* BEGIN Record excerpts *

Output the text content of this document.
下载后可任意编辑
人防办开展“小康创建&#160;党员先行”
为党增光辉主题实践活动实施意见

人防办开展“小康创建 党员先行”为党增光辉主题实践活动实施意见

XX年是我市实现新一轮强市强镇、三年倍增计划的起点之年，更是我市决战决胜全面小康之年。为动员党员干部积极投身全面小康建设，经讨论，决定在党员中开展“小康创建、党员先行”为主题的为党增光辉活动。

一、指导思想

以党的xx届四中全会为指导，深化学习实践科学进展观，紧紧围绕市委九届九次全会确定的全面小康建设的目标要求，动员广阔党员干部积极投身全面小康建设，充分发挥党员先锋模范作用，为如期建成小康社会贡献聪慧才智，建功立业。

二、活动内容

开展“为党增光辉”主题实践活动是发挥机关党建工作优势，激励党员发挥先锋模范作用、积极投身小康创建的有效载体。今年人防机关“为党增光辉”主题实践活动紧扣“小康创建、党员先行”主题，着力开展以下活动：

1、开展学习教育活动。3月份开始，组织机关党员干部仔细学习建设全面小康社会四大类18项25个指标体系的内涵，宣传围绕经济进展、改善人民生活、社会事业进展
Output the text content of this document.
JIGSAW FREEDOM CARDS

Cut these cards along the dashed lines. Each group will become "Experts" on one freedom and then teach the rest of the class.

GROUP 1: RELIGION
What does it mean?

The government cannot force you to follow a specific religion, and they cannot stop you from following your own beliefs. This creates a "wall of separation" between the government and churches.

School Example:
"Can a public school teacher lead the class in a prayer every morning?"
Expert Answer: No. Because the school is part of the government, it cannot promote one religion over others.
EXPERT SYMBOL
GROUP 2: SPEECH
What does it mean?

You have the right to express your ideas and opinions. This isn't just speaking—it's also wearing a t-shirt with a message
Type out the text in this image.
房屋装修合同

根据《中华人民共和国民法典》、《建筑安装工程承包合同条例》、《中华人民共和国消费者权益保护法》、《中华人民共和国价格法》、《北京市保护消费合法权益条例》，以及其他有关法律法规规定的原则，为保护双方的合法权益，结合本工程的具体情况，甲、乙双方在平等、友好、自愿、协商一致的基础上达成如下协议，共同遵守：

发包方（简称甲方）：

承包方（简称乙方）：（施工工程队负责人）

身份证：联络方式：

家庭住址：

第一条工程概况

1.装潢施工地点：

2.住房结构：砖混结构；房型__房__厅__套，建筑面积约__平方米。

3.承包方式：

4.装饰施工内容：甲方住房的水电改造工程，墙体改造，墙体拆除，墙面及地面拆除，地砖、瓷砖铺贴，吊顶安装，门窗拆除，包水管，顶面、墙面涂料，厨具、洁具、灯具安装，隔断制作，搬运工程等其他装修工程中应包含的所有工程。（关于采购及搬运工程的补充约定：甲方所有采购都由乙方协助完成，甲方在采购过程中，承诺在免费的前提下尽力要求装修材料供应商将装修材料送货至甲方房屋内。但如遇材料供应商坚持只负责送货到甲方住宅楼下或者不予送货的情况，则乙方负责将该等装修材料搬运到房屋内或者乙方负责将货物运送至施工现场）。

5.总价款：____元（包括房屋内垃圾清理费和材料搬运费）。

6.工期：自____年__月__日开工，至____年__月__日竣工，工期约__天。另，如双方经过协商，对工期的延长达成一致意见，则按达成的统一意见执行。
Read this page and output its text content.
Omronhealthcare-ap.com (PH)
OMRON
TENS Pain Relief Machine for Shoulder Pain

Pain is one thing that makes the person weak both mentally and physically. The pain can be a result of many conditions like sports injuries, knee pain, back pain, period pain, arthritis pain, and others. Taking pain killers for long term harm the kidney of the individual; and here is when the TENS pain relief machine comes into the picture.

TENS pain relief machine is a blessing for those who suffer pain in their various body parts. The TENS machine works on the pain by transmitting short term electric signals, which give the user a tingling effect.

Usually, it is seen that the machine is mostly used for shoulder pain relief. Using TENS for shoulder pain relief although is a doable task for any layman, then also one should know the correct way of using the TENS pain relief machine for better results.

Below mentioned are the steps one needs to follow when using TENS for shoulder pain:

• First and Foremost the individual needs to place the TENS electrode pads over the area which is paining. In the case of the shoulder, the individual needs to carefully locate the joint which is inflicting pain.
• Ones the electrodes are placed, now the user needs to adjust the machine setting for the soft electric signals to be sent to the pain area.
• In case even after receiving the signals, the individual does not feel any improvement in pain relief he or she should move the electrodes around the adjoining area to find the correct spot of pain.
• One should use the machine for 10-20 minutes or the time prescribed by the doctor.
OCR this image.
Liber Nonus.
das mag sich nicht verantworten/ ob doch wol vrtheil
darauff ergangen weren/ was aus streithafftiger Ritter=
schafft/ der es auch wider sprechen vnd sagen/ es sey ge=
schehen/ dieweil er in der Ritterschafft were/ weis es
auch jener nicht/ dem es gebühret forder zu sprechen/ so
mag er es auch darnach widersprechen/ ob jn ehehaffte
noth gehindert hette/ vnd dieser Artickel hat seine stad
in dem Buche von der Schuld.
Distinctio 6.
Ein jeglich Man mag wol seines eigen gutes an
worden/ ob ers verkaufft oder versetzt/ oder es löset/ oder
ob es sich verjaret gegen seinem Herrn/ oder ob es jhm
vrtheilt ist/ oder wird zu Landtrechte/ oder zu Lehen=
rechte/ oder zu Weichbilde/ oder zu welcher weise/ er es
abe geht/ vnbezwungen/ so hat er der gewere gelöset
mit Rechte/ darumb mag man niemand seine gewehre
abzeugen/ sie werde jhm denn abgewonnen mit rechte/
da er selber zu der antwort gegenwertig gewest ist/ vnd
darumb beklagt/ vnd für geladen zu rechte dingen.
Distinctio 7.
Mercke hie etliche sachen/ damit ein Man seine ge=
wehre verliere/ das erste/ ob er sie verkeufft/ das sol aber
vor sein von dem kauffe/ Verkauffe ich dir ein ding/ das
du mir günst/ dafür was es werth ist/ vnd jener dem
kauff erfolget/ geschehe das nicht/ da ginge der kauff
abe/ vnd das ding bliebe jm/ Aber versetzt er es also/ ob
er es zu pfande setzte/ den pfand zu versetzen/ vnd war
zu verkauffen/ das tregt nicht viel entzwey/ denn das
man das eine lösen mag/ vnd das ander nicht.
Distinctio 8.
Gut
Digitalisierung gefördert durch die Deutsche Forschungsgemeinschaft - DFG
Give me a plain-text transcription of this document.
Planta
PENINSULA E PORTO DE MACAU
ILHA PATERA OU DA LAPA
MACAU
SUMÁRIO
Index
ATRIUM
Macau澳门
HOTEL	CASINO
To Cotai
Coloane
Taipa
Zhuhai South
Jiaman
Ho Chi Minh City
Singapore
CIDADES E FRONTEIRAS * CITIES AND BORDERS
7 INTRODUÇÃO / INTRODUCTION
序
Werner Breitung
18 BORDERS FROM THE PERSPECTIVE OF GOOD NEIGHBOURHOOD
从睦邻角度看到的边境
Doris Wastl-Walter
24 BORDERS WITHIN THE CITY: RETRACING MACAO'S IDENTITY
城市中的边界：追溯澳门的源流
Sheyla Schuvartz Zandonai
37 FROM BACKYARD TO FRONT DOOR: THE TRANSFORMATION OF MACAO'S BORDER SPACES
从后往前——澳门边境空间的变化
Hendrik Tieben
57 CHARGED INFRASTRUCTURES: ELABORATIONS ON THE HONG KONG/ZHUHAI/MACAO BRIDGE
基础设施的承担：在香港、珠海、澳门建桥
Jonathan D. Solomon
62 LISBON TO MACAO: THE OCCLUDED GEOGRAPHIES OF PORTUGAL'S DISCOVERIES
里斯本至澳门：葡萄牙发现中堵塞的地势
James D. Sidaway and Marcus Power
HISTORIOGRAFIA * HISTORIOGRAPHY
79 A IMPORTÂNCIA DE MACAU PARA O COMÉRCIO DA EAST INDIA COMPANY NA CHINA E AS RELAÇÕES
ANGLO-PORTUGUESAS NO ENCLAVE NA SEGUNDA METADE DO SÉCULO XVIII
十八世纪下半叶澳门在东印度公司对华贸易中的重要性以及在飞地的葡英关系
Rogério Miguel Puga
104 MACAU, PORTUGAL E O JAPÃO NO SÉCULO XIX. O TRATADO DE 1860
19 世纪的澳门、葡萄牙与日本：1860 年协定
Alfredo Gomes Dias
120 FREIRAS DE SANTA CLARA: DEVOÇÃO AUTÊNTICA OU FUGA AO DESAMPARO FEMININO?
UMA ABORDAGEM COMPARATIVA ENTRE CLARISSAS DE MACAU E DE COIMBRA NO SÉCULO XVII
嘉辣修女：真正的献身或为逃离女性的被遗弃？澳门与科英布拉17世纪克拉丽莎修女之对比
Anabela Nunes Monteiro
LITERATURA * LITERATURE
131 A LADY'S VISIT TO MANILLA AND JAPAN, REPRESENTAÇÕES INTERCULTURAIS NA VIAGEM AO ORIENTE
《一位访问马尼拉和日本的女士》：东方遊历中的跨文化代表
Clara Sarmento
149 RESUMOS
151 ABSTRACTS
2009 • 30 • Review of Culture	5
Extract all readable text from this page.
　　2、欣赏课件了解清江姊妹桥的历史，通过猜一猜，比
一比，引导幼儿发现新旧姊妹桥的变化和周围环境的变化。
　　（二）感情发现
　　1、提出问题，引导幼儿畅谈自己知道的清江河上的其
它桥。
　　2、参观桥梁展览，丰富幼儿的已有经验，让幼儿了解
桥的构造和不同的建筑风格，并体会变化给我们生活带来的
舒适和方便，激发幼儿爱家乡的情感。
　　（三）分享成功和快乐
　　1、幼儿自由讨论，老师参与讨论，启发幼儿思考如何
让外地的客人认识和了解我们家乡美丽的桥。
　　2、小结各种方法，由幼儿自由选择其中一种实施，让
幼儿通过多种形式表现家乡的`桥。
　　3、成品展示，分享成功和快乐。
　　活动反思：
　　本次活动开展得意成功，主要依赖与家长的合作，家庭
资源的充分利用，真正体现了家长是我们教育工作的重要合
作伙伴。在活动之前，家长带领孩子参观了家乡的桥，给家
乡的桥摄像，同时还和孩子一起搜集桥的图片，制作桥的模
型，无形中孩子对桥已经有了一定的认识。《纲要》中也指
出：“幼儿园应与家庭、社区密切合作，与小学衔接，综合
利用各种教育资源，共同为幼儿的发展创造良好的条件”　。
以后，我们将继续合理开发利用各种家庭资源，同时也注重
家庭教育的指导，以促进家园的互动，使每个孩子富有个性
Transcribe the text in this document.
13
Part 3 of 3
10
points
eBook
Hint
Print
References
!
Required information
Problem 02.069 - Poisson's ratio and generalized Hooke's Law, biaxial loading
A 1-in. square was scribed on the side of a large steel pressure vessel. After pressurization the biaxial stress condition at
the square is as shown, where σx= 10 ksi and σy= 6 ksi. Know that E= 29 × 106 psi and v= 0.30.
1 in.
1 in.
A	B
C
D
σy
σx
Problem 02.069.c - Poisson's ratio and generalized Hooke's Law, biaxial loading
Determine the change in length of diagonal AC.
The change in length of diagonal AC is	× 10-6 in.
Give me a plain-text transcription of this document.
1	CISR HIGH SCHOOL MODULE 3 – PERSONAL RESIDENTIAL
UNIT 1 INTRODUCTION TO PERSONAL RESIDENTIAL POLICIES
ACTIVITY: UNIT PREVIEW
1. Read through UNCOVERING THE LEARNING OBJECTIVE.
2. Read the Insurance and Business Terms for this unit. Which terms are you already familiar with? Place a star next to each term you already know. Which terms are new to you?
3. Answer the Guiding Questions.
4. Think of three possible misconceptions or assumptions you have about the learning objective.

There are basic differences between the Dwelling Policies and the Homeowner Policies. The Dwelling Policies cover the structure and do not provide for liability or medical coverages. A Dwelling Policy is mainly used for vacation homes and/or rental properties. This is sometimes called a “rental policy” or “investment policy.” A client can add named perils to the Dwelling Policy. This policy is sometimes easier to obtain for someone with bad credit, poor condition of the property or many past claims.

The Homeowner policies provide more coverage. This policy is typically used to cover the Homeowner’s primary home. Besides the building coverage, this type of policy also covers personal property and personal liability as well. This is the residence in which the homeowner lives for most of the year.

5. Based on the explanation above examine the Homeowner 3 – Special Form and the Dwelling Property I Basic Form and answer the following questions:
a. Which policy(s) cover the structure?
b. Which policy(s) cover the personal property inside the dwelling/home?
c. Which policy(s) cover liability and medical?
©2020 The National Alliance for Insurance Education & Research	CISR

* END Record excerpts *

### Written problem
Every line of the records that includes the word "auch" should be gathered.

### The result
schafft/ der es auch wider sprechen vnd sagen/ es sey ge=
auch jener nicht/ dem es gebühret forder zu sprechen/ so
mag er es auch darnach widersprechen/ ob jn ehehaffte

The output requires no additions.